PROBLEM STATEMENT: Output nothing but the number of lines that include the word "Birim".

§

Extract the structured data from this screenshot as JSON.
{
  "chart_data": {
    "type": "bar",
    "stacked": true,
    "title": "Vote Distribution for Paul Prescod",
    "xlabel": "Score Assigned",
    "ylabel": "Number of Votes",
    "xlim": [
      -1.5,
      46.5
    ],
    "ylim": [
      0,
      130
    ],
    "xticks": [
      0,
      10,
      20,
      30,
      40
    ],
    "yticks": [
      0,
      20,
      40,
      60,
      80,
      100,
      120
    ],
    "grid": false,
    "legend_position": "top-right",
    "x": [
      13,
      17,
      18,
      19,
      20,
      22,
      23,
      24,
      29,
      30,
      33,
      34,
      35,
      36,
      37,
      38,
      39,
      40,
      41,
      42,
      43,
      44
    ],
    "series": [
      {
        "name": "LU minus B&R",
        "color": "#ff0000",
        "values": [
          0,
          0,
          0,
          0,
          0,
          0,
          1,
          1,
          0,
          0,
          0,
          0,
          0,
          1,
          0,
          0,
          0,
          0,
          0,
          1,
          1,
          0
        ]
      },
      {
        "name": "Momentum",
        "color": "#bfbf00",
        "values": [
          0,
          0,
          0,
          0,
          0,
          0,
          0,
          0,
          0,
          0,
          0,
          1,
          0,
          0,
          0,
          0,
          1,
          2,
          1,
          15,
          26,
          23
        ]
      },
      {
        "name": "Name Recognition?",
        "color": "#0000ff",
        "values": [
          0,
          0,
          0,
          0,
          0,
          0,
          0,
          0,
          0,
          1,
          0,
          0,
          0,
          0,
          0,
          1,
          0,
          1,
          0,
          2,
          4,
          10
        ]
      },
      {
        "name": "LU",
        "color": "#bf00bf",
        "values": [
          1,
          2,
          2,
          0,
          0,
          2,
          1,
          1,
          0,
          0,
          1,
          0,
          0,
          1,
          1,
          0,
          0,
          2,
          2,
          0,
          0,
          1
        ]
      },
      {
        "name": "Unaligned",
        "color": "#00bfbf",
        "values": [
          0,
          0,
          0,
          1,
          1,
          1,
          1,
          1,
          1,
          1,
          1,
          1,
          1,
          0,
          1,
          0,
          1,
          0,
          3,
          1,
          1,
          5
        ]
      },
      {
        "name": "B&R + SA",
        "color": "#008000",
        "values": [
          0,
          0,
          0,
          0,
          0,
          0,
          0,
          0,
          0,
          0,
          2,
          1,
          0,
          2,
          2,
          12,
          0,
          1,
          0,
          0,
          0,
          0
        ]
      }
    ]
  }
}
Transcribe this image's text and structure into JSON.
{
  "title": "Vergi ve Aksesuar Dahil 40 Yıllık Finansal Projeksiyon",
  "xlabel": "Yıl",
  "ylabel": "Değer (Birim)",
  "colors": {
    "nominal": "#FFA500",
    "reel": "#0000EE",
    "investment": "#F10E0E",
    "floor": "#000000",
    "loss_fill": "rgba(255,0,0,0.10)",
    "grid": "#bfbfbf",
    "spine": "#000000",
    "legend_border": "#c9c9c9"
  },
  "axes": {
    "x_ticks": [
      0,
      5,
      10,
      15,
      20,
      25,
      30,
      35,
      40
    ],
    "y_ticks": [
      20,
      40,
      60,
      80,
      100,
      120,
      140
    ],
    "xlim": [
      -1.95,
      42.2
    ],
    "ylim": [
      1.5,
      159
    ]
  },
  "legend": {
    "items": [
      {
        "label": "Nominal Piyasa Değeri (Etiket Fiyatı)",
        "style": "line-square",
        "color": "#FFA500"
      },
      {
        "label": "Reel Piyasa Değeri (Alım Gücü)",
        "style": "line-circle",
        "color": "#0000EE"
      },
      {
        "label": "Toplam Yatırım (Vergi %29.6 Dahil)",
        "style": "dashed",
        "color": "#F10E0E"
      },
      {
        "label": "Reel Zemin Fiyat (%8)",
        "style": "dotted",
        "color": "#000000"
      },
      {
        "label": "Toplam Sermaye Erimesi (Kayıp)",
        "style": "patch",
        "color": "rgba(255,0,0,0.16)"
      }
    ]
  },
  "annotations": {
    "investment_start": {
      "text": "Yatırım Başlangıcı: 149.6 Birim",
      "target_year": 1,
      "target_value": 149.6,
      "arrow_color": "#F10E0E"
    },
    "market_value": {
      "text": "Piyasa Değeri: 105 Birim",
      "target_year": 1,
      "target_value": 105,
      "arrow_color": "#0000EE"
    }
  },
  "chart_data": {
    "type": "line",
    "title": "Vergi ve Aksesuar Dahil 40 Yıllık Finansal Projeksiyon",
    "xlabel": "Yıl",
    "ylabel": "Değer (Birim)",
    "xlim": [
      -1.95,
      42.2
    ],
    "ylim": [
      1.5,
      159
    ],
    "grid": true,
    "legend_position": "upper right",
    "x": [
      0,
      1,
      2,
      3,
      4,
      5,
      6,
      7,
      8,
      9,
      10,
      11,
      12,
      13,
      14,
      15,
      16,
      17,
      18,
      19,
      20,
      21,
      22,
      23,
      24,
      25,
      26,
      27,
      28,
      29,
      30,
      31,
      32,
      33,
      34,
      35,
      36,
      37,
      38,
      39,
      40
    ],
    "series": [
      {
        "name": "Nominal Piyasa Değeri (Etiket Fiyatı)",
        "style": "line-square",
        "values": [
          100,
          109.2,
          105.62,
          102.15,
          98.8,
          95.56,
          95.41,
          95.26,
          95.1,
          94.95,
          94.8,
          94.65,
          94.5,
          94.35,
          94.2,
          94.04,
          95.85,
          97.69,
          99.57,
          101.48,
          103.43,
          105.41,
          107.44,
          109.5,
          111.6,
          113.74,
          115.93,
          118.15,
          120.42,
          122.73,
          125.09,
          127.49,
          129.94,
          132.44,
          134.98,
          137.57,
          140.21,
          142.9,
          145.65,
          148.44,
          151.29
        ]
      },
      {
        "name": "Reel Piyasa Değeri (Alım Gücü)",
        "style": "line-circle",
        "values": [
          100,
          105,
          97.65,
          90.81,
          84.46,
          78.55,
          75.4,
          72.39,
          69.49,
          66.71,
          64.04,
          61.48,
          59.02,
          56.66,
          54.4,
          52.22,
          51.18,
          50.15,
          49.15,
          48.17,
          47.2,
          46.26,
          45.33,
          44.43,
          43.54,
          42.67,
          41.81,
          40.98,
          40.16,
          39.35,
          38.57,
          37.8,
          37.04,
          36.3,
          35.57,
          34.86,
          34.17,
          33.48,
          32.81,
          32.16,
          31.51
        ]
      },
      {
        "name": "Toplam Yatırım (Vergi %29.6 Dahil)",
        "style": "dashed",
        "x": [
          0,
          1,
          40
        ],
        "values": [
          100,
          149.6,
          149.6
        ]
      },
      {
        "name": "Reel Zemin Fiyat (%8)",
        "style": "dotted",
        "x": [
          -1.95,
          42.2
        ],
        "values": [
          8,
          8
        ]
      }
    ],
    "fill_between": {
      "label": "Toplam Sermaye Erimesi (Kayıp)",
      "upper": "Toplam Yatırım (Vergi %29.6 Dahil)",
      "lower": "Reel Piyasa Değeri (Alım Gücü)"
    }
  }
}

§

OUTPUT OF THE EXERCISE: 4